> Given instruction:
Reproduce all of the listing below without alteration.

------ Records ------

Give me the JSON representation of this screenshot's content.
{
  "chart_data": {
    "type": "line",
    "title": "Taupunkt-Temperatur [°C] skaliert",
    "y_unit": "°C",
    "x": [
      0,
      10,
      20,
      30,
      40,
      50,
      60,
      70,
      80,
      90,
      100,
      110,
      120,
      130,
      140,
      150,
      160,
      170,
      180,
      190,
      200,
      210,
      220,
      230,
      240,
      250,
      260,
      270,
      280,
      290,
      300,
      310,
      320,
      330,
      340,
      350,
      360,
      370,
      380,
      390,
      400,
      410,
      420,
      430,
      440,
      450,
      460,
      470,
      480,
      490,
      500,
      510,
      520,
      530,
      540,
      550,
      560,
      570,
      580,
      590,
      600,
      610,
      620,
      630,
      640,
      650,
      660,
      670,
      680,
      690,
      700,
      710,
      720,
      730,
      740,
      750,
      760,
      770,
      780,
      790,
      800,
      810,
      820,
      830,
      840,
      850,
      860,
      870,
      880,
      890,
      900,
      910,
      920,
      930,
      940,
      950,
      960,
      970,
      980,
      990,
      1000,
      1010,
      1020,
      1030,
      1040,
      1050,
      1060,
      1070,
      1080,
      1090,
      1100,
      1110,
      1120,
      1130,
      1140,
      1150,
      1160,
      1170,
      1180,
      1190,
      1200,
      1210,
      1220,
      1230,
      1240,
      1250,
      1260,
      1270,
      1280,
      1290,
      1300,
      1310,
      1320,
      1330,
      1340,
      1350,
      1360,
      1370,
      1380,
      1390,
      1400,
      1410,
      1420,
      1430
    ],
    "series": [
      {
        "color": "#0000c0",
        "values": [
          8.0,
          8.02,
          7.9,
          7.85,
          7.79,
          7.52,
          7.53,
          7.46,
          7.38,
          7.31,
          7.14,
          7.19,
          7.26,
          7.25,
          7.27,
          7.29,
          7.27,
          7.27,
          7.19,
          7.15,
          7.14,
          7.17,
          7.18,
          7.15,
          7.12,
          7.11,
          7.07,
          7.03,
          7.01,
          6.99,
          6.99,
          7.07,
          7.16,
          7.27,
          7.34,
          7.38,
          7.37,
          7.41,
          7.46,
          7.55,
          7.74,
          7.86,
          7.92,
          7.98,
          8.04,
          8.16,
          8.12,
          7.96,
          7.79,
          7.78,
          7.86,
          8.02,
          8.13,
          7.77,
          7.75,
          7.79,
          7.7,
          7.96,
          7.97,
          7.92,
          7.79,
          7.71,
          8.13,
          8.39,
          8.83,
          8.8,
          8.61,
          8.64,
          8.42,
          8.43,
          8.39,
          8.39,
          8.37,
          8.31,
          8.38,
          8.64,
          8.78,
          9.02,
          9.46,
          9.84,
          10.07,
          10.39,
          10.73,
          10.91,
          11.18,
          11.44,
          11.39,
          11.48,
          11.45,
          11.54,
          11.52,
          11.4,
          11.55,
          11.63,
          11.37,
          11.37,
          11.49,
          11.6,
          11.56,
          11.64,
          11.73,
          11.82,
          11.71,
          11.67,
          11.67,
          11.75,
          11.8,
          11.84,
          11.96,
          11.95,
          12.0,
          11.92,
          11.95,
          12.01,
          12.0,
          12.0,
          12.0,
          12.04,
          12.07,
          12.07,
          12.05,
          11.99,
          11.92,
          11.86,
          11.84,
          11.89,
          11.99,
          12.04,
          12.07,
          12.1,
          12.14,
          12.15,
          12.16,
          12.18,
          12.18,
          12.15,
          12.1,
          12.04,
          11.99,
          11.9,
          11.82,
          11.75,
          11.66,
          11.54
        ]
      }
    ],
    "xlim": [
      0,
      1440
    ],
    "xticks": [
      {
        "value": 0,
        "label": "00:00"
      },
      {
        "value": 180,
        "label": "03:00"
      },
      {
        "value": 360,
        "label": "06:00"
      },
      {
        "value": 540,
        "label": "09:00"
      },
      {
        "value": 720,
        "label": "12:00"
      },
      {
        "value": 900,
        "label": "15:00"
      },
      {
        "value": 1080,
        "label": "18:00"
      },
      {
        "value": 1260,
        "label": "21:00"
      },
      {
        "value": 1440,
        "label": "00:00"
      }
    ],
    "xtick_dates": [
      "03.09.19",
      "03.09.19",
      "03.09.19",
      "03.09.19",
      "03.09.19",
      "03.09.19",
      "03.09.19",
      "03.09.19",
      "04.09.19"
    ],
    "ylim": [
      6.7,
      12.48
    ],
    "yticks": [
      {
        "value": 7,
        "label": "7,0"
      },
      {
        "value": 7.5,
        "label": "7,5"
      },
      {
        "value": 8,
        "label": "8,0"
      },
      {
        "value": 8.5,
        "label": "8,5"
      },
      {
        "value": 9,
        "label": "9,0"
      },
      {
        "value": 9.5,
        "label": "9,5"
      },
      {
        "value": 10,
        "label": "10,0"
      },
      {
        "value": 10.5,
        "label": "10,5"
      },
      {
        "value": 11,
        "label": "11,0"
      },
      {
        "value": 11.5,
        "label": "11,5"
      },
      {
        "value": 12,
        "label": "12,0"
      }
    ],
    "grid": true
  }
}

------

> Answer for the task:
Give me the JSON representation of this screenshot's content.
{
  "chart_data": {
    "type": "line",
    "title": "Taupunkt-Temperatur [°C] skaliert",
    "y_unit": "°C",
    "x": [
      0,
      10,
      20,
      30,
      40,
      50,
      60,
      70,
      80,
      90,
      100,
      110,
      120,
      130,
      140,
      150,
      160,
      170,
      180,
      190,
      200,
      210,
      220,
      230,
      240,
      250,
      260,
      270,
      280,
      290,
      300,
      310,
      320,
      330,
      340,
      350,
      360,
      370,
      380,
      390,
      400,
      410,
      420,
      430,
      440,
      450,
      460,
      470,
      480,
      490,
      500,
      510,
      520,
      530,
      540,
      550,
      560,
      570,
      580,
      590,
      600,
      610,
      620,
      630,
      640,
      650,
      660,
      670,
      680,
      690,
      700,
      710,
      720,
      730,
      740,
      750,
      760,
      770,
      780,
      790,
      800,
      810,
      820,
      830,
      840,
      850,
      860,
      870,
      880,
      890,
      900,
      910,
      920,
      930,
      940,
      950,
      960,
      970,
      980,
      990,
      1000,
      1010,
      1020,
      1030,
      1040,
      1050,
      1060,
      1070,
      1080,
      1090,
      1100,
      1110,
      1120,
      1130,
      1140,
      1150,
      1160,
      1170,
      1180,
      1190,
      1200,
      1210,
      1220,
      1230,
      1240,
      1250,
      1260,
      1270,
      1280,
      1290,
      1300,
      1310,
      1320,
      1330,
      1340,
      1350,
      1360,
      1370,
      1380,
      1390,
      1400,
      1410,
      1420,
      1430
    ],
    "series": [
      {
        "color": "#0000c0",
        "values": [
          8.0,
          8.02,
          7.9,
          7.85,
          7.79,
          7.52,
          7.53,
          7.46,
          7.38,
          7.31,
          7.14,
          7.19,
          7.26,
          7.25,
          7.27,
          7.29,
          7.27,
          7.27,
          7.19,
          7.15,
          7.14,
          7.17,
          7.18,
          7.15,
          7.12,
          7.11,
          7.07,
          7.03,
          7.01,
          6.99,
          6.99,
          7.07,
          7.16,
          7.27,
          7.34,
          7.38,
          7.37,
          7.41,
          7.46,
          7.55,
          7.74,
          7.86,
          7.92,
          7.98,
          8.04,
          8.16,
          8.12,
          7.96,
          7.79,
          7.78,
          7.86,
          8.02,
          8.13,
          7.77,
          7.75,
          7.79,
          7.7,
          7.96,
          7.97,
          7.92,
          7.79,
          7.71,
          8.13,
          8.39,
          8.83,
          8.8,
          8.61,
          8.64,
          8.42,
          8.43,
          8.39,
          8.39,
          8.37,
          8.31,
          8.38,
          8.64,
          8.78,
          9.02,
          9.46,
          9.84,
          10.07,
          10.39,
          10.73,
          10.91,
          11.18,
          11.44,
          11.39,
          11.48,
          11.45,
          11.54,
          11.52,
          11.4,
          11.55,
          11.63,
          11.37,
          11.37,
          11.49,
          11.6,
          11.56,
          11.64,
          11.73,
          11.82,
          11.71,
          11.67,
          11.67,
          11.75,
          11.8,
          11.84,
          11.96,
          11.95,
          12.0,
          11.92,
          11.95,
          12.01,
          12.0,
          12.0,
          12.0,
          12.04,
          12.07,
          12.07,
          12.05,
          11.99,
          11.92,
          11.86,
          11.84,
          11.89,
          11.99,
          12.04,
          12.07,
          12.1,
          12.14,
          12.15,
          12.16,
          12.18,
          12.18,
          12.15,
          12.1,
          12.04,
          11.99,
          11.9,
          11.82,
          11.75,
          11.66,
          11.54
        ]
      }
    ],
    "xlim": [
      0,
      1440
    ],
    "xticks": [
      {
        "value": 0,
        "label": "00:00"
      },
      {
        "value": 180,
        "label": "03:00"
      },
      {
        "value": 360,
        "label": "06:00"
      },
      {
        "value": 540,
        "label": "09:00"
      },
      {
        "value": 720,
        "label": "12:00"
      },
      {
        "value": 900,
        "label": "15:00"
      },
      {
        "value": 1080,
        "label": "18:00"
      },
      {
        "value": 1260,
        "label": "21:00"
      },
      {
        "value": 1440,
        "label": "00:00"
      }
    ],
    "xtick_dates": [
      "03.09.19",
      "03.09.19",
      "03.09.19",
      "03.09.19",
      "03.09.19",
      "03.09.19",
      "03.09.19",
      "03.09.19",
      "04.09.19"
    ],
    "ylim": [
      6.7,
      12.48
    ],
    "yticks": [
      {
        "value": 7,
        "label": "7,0"
      },
      {
        "value": 7.5,
        "label": "7,5"
      },
      {
        "value": 8,
        "label": "8,0"
      },
      {
        "value": 8.5,
        "label": "8,5"
      },
      {
        "value": 9,
        "label": "9,0"
      },
      {
        "value": 9.5,
        "label": "9,5"
      },
      {
        "value": 10,
        "label": "10,0"
      },
      {
        "value": 10.5,
        "label": "10,5"
      },
      {
        "value": 11,
        "label": "11,0"
      },
      {
        "value": 11.5,
        "label": "11,5"
      },
      {
        "value": 12,
        "label": "12,0"
      }
    ],
    "grid": true
  }
}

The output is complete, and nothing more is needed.